Each line that follows is to be retyped exactly.

Stored items from a collection:
-- BEGIN --

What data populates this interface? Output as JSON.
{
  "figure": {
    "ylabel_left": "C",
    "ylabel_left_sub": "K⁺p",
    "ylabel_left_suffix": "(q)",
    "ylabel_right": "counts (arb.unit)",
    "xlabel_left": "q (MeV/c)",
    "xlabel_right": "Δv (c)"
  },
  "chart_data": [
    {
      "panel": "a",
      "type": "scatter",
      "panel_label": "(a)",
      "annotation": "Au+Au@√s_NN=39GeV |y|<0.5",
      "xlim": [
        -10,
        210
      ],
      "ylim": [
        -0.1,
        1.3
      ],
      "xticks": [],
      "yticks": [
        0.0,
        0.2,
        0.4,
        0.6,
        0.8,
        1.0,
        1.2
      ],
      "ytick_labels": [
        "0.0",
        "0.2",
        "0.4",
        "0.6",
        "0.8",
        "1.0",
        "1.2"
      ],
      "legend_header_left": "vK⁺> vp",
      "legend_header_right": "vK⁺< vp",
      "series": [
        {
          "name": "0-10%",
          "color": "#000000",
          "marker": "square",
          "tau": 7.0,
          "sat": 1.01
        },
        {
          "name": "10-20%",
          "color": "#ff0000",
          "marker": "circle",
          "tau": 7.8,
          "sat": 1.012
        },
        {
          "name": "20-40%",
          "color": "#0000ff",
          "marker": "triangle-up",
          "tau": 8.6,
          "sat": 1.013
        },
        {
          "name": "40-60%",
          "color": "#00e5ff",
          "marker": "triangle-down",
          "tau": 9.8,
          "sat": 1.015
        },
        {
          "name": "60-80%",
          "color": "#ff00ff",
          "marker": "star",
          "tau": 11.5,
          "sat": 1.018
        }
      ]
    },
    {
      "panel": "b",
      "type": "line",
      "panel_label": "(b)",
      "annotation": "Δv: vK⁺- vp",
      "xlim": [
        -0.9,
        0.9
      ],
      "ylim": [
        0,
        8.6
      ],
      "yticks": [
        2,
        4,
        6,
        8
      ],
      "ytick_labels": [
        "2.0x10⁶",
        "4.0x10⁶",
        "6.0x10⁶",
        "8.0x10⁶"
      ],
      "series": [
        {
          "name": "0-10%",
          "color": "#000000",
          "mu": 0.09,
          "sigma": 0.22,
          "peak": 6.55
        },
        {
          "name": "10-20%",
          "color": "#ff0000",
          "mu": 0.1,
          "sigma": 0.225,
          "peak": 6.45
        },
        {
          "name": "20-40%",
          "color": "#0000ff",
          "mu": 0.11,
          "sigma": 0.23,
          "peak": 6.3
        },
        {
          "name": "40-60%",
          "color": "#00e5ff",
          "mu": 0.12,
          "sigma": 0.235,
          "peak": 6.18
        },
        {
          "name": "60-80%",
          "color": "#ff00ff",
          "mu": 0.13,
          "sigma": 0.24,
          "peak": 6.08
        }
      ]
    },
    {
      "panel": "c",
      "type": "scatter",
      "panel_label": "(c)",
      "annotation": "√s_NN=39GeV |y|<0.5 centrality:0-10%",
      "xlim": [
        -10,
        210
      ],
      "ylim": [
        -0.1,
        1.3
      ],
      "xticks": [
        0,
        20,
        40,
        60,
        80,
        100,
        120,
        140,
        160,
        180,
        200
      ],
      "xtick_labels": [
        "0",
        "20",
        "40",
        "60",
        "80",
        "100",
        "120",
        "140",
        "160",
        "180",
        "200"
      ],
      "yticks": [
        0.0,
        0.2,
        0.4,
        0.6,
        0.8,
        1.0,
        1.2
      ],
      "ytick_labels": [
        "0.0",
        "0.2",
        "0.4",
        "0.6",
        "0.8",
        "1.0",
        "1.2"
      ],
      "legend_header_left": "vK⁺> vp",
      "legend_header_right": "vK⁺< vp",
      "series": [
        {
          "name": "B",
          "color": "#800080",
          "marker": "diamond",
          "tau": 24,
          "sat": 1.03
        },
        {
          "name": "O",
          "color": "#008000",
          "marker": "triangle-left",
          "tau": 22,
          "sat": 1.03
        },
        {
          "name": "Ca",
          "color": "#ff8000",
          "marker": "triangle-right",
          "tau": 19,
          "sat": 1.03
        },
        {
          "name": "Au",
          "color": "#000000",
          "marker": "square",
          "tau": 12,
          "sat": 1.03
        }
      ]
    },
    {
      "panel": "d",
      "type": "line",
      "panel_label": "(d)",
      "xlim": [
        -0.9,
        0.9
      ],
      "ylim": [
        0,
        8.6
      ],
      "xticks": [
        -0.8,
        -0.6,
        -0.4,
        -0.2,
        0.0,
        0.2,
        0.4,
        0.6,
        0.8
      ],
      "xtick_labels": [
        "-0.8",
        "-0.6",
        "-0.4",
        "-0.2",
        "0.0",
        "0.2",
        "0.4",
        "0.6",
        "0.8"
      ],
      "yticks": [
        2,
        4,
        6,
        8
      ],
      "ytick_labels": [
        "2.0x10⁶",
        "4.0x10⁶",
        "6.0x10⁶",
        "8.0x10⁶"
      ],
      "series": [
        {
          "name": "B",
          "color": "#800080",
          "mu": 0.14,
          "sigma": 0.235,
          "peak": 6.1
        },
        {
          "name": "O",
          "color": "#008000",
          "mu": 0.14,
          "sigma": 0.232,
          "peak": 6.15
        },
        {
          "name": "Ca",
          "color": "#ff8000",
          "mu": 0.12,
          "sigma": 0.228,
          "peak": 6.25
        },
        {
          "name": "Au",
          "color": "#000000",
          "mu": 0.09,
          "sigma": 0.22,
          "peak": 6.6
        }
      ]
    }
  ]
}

-- END --

Solution for this task:
What data populates this interface? Output as JSON.
{
  "figure": {
    "ylabel_left": "C",
    "ylabel_left_sub": "K⁺p",
    "ylabel_left_suffix": "(q)",
    "ylabel_right": "counts (arb.unit)",
    "xlabel_left": "q (MeV/c)",
    "xlabel_right": "Δv (c)"
  },
  "chart_data": [
    {
      "panel": "a",
      "type": "scatter",
      "panel_label": "(a)",
      "annotation": "Au+Au@√s_NN=39GeV |y|<0.5",
      "xlim": [
        -10,
        210
      ],
      "ylim": [
        -0.1,
        1.3
      ],
      "xticks": [],
      "yticks": [
        0.0,
        0.2,
        0.4,
        0.6,
        0.8,
        1.0,
        1.2
      ],
      "ytick_labels": [
        "0.0",
        "0.2",
        "0.4",
        "0.6",
        "0.8",
        "1.0",
        "1.2"
      ],
      "legend_header_left": "vK⁺> vp",
      "legend_header_right": "vK⁺< vp",
      "series": [
        {
          "name": "0-10%",
          "color": "#000000",
          "marker": "square",
          "tau": 7.0,
          "sat": 1.01
        },
        {
          "name": "10-20%",
          "color": "#ff0000",
          "marker": "circle",
          "tau": 7.8,
          "sat": 1.012
        },
        {
          "name": "20-40%",
          "color": "#0000ff",
          "marker": "triangle-up",
          "tau": 8.6,
          "sat": 1.013
        },
        {
          "name": "40-60%",
          "color": "#00e5ff",
          "marker": "triangle-down",
          "tau": 9.8,
          "sat": 1.015
        },
        {
          "name": "60-80%",
          "color": "#ff00ff",
          "marker": "star",
          "tau": 11.5,
          "sat": 1.018
        }
      ]
    },
    {
      "panel": "b",
      "type": "line",
      "panel_label": "(b)",
      "annotation": "Δv: vK⁺- vp",
      "xlim": [
        -0.9,
        0.9
      ],
      "ylim": [
        0,
        8.6
      ],
      "yticks": [
        2,
        4,
        6,
        8
      ],
      "ytick_labels": [
        "2.0x10⁶",
        "4.0x10⁶",
        "6.0x10⁶",
        "8.0x10⁶"
      ],
      "series": [
        {
          "name": "0-10%",
          "color": "#000000",
          "mu": 0.09,
          "sigma": 0.22,
          "peak": 6.55
        },
        {
          "name": "10-20%",
          "color": "#ff0000",
          "mu": 0.1,
          "sigma": 0.225,
          "peak": 6.45
        },
        {
          "name": "20-40%",
          "color": "#0000ff",
          "mu": 0.11,
          "sigma": 0.23,
          "peak": 6.3
        },
        {
          "name": "40-60%",
          "color": "#00e5ff",
          "mu": 0.12,
          "sigma": 0.235,
          "peak": 6.18
        },
        {
          "name": "60-80%",
          "color": "#ff00ff",
          "mu": 0.13,
          "sigma": 0.24,
          "peak": 6.08
        }
      ]
    },
    {
      "panel": "c",
      "type": "scatter",
      "panel_label": "(c)",
      "annotation": "√s_NN=39GeV |y|<0.5 centrality:0-10%",
      "xlim": [
        -10,
        210
      ],
      "ylim": [
        -0.1,
        1.3
      ],
      "xticks": [
        0,
        20,
        40,
        60,
        80,
        100,
        120,
        140,
        160,
        180,
        200
      ],
      "xtick_labels": [
        "0",
        "20",
        "40",
        "60",
        "80",
        "100",
        "120",
        "140",
        "160",
        "180",
        "200"
      ],
      "yticks": [
        0.0,
        0.2,
        0.4,
        0.6,
        0.8,
        1.0,
        1.2
      ],
      "ytick_labels": [
        "0.0",
        "0.2",
        "0.4",
        "0.6",
        "0.8",
        "1.0",
        "1.2"
      ],
      "legend_header_left": "vK⁺> vp",
      "legend_header_right": "vK⁺< vp",
      "series": [
        {
          "name": "B",
          "color": "#800080",
          "marker": "diamond",
          "tau": 24,
          "sat": 1.03
        },
        {
          "name": "O",
          "color": "#008000",
          "marker": "triangle-left",
          "tau": 22,
          "sat": 1.03
        },
        {
          "name": "Ca",
          "color": "#ff8000",
          "marker": "triangle-right",
          "tau": 19,
          "sat": 1.03
        },
        {
          "name": "Au",
          "color": "#000000",
          "marker": "square",
          "tau": 12,
          "sat": 1.03
        }
      ]
    },
    {
      "panel": "d",
      "type": "line",
      "panel_label": "(d)",
      "xlim": [
        -0.9,
        0.9
      ],
      "ylim": [
        0,
        8.6
      ],
      "xticks": [
        -0.8,
        -0.6,
        -0.4,
        -0.2,
        0.0,
        0.2,
        0.4,
        0.6,
        0.8
      ],
      "xtick_labels": [
        "-0.8",
        "-0.6",
        "-0.4",
        "-0.2",
        "0.0",
        "0.2",
        "0.4",
        "0.6",
        "0.8"
      ],
      "yticks": [
        2,
        4,
        6,
        8
      ],
      "ytick_labels": [
        "2.0x10⁶",
        "4.0x10⁶",
        "6.0x10⁶",
        "8.0x10⁶"
      ],
      "series": [
        {
          "name": "B",
          "color": "#800080",
          "mu": 0.14,
          "sigma": 0.235,
          "peak": 6.1
        },
        {
          "name": "O",
          "color": "#008000",
          "mu": 0.14,
          "sigma": 0.232,
          "peak": 6.15
        },
        {
          "name": "Ca",
          "color": "#ff8000",
          "mu": 0.12,
          "sigma": 0.228,
          "peak": 6.25
        },
        {
          "name": "Au",
          "color": "#000000",
          "mu": 0.09,
          "sigma": 0.22,
          "peak": 6.6
        }
      ]
    }
  ]
}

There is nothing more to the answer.